■ **Instruction**:
Show all lines holding the string "承租人有权解除合同".

Collected data entries:
===============

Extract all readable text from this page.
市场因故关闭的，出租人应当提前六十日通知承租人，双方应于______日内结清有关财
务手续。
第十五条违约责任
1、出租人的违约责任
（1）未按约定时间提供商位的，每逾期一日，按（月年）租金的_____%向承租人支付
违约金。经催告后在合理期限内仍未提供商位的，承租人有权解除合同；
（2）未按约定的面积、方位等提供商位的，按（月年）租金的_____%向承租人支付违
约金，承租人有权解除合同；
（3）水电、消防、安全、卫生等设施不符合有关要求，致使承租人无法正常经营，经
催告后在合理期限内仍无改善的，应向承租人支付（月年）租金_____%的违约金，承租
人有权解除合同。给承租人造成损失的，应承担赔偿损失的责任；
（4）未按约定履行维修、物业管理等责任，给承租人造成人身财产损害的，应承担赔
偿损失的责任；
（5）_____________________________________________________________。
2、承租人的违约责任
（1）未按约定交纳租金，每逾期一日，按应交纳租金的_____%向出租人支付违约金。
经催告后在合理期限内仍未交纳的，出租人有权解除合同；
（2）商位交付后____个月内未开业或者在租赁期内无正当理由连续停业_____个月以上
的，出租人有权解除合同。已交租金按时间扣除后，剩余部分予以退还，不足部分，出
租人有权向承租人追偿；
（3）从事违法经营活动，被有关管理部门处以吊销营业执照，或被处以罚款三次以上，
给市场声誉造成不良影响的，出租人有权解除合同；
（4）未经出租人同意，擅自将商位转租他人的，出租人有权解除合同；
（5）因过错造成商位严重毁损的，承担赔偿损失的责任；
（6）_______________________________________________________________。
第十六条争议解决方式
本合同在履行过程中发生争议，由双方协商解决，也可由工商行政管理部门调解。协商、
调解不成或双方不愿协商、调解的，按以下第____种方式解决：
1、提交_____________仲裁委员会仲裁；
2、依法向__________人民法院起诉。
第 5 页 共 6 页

===============

■ **Output of the task**:
违约金。经催告后在合理期限内仍未提供商位的，承租人有权解除合同；
约金，承租人有权解除合同；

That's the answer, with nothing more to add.